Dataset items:
= = = = =
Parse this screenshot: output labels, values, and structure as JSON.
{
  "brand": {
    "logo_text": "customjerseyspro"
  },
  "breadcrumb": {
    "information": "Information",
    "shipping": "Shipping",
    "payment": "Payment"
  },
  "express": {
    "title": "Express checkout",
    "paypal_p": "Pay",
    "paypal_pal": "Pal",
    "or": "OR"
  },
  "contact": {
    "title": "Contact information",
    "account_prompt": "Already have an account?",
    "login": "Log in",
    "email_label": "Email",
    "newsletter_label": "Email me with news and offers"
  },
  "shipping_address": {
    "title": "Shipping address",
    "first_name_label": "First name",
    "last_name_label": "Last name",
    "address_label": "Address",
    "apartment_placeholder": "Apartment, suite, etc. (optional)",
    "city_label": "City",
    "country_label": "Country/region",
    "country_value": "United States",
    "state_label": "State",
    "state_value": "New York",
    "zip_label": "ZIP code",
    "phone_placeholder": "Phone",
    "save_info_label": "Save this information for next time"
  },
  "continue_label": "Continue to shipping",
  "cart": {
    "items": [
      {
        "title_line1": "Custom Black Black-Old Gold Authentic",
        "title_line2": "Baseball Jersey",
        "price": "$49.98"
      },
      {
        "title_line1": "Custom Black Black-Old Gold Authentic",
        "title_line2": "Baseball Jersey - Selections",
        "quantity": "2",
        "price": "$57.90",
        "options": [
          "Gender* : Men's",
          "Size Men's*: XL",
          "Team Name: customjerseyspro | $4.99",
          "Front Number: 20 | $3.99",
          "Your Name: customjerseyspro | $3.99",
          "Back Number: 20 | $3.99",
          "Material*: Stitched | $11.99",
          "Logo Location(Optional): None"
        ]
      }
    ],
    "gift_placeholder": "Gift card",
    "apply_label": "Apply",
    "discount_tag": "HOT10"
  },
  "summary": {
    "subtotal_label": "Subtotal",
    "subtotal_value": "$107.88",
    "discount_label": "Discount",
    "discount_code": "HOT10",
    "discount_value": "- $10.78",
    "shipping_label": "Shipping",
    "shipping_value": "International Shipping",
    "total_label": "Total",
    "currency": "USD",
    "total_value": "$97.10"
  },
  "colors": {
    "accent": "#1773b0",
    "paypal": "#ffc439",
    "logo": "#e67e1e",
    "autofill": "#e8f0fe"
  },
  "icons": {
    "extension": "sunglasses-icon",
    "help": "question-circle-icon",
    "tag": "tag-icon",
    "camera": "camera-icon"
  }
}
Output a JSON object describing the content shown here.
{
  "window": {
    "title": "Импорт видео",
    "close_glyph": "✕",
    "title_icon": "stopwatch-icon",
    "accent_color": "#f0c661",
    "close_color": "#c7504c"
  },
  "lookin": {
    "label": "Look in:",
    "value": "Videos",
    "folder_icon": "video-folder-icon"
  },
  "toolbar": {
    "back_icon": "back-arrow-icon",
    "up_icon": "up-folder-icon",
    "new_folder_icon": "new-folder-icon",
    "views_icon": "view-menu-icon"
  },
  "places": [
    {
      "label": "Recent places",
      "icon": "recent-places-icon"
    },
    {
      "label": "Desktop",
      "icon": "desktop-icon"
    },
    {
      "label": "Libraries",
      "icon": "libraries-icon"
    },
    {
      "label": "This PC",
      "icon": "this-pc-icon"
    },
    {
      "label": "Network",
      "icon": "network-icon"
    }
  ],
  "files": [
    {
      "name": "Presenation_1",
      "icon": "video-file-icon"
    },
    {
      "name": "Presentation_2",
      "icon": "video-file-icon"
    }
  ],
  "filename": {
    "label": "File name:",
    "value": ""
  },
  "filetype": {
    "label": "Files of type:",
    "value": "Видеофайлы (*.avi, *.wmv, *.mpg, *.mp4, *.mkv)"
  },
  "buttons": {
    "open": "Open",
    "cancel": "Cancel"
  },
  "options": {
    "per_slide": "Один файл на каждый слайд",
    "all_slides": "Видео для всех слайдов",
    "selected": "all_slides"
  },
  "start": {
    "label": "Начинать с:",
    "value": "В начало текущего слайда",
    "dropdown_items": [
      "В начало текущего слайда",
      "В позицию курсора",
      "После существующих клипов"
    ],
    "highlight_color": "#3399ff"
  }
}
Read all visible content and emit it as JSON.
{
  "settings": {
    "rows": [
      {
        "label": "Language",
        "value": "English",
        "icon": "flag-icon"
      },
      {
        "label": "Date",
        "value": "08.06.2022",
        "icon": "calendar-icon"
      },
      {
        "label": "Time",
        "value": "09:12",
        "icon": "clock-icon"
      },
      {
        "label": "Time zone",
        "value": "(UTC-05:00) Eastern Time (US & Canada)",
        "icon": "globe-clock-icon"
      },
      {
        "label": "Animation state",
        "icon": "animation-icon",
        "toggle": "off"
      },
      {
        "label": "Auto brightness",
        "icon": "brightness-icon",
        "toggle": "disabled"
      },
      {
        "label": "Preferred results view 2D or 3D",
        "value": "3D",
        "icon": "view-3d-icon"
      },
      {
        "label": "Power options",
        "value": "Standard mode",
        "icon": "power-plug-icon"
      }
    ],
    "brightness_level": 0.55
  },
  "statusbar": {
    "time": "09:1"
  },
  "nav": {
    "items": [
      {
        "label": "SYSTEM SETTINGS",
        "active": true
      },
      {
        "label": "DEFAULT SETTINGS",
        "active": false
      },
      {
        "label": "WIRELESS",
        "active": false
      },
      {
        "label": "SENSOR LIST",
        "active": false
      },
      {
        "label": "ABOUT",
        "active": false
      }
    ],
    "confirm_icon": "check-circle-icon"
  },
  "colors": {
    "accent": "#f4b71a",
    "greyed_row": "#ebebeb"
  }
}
= = = = =
TASK INSTRUCTIONS.
Extract the complete set of records unchanged.

RESULT OF THIS TASK.
Parse this screenshot: output labels, values, and structure as JSON.
{
  "brand": {
    "logo_text": "customjerseyspro"
  },
  "breadcrumb": {
    "information": "Information",
    "shipping": "Shipping",
    "payment": "Payment"
  },
  "express": {
    "title": "Express checkout",
    "paypal_p": "Pay",
    "paypal_pal": "Pal",
    "or": "OR"
  },
  "contact": {
    "title": "Contact information",
    "account_prompt": "Already have an account?",
    "login": "Log in",
    "email_label": "Email",
    "newsletter_label": "Email me with news and offers"
  },
  "shipping_address": {
    "title": "Shipping address",
    "first_name_label": "First name",
    "last_name_label": "Last name",
    "address_label": "Address",
    "apartment_placeholder": "Apartment, suite, etc. (optional)",
    "city_label": "City",
    "country_label": "Country/region",
    "country_value": "United States",
    "state_label": "State",
    "state_value": "New York",
    "zip_label": "ZIP code",
    "phone_placeholder": "Phone",
    "save_info_label": "Save this information for next time"
  },
  "continue_label": "Continue to shipping",
  "cart": {
    "items": [
      {
        "title_line1": "Custom Black Black-Old Gold Authentic",
        "title_line2": "Baseball Jersey",
        "price": "$49.98"
      },
      {
        "title_line1": "Custom Black Black-Old Gold Authentic",
        "title_line2": "Baseball Jersey - Selections",
        "quantity": "2",
        "price": "$57.90",
        "options": [
          "Gender* : Men's",
          "Size Men's*: XL",
          "Team Name: customjerseyspro | $4.99",
          "Front Number: 20 | $3.99",
          "Your Name: customjerseyspro | $3.99",
          "Back Number: 20 | $3.99",
          "Material*: Stitched | $11.99",
          "Logo Location(Optional): None"
        ]
      }
    ],
    "gift_placeholder": "Gift card",
    "apply_label": "Apply",
    "discount_tag": "HOT10"
  },
  "summary": {
    "subtotal_label": "Subtotal",
    "subtotal_value": "$107.88",
    "discount_label": "Discount",
    "discount_code": "HOT10",
    "discount_value": "- $10.78",
    "shipping_label": "Shipping",
    "shipping_value": "International Shipping",
    "total_label": "Total",
    "currency": "USD",
    "total_value": "$97.10"
  },
  "colors": {
    "accent": "#1773b0",
    "paypal": "#ffc439",
    "logo": "#e67e1e",
    "autofill": "#e8f0fe"
  },
  "icons": {
    "extension": "sunglasses-icon",
    "help": "question-circle-icon",
    "tag": "tag-icon",
    "camera": "camera-icon"
  }
}
Output a JSON object describing the content shown here.
{
  "window": {
    "title": "Импорт видео",
    "close_glyph": "✕",
    "title_icon": "stopwatch-icon",
    "accent_color": "#f0c661",
    "close_color": "#c7504c"
  },
  "lookin": {
    "label": "Look in:",
    "value": "Videos",
    "folder_icon": "video-folder-icon"
  },
  "toolbar": {
    "back_icon": "back-arrow-icon",
    "up_icon": "up-folder-icon",
    "new_folder_icon": "new-folder-icon",
    "views_icon": "view-menu-icon"
  },
  "places": [
    {
      "label": "Recent places",
      "icon": "recent-places-icon"
    },
    {
      "label": "Desktop",
      "icon": "desktop-icon"
    },
    {
      "label": "Libraries",
      "icon": "libraries-icon"
    },
    {
      "label": "This PC",
      "icon": "this-pc-icon"
    },
    {
      "label": "Network",
      "icon": "network-icon"
    }
  ],
  "files": [
    {
      "name": "Presenation_1",
      "icon": "video-file-icon"
    },
    {
      "name": "Presentation_2",
      "icon": "video-file-icon"
    }
  ],
  "filename": {
    "label": "File name:",
    "value": ""
  },
  "filetype": {
    "label": "Files of type:",
    "value": "Видеофайлы (*.avi, *.wmv, *.mpg, *.mp4, *.mkv)"
  },
  "buttons": {
    "open": "Open",
    "cancel": "Cancel"
  },
  "options": {
    "per_slide": "Один файл на каждый слайд",
    "all_slides": "Видео для всех слайдов",
    "selected": "all_slides"
  },
  "start": {
    "label": "Начинать с:",
    "value": "В начало текущего слайда",
    "dropdown_items": [
      "В начало текущего слайда",
      "В позицию курсора",
      "После существующих клипов"
    ],
    "highlight_color": "#3399ff"
  }
}
Read all visible content and emit it as JSON.
{
  "settings": {
    "rows": [
      {
        "label": "Language",
        "value": "English",
        "icon": "flag-icon"
      },
      {
        "label": "Date",
        "value": "08.06.2022",
        "icon": "calendar-icon"
      },
      {
        "label": "Time",
        "value": "09:12",
        "icon": "clock-icon"
      },
      {
        "label": "Time zone",
        "value": "(UTC-05:00) Eastern Time (US & Canada)",
        "icon": "globe-clock-icon"
      },
      {
        "label": "Animation state",
        "icon": "animation-icon",
        "toggle": "off"
      },
      {
        "label": "Auto brightness",
        "icon": "brightness-icon",
        "toggle": "disabled"
      },
      {
        "label": "Preferred results view 2D or 3D",
        "value": "3D",
        "icon": "view-3d-icon"
      },
      {
        "label": "Power options",
        "value": "Standard mode",
        "icon": "power-plug-icon"
      }
    ],
    "brightness_level": 0.55
  },
  "statusbar": {
    "time": "09:1"
  },
  "nav": {
    "items": [
      {
        "label": "SYSTEM SETTINGS",
        "active": true
      },
      {
        "label": "DEFAULT SETTINGS",
        "active": false
      },
      {
        "label": "WIRELESS",
        "active": false
      },
      {
        "label": "SENSOR LIST",
        "active": false
      },
      {
        "label": "ABOUT",
        "active": false
      }
    ],
    "confirm_icon": "check-circle-icon"
  },
  "colors": {
    "accent": "#f4b71a",
    "greyed_row": "#ebebeb"
  }
}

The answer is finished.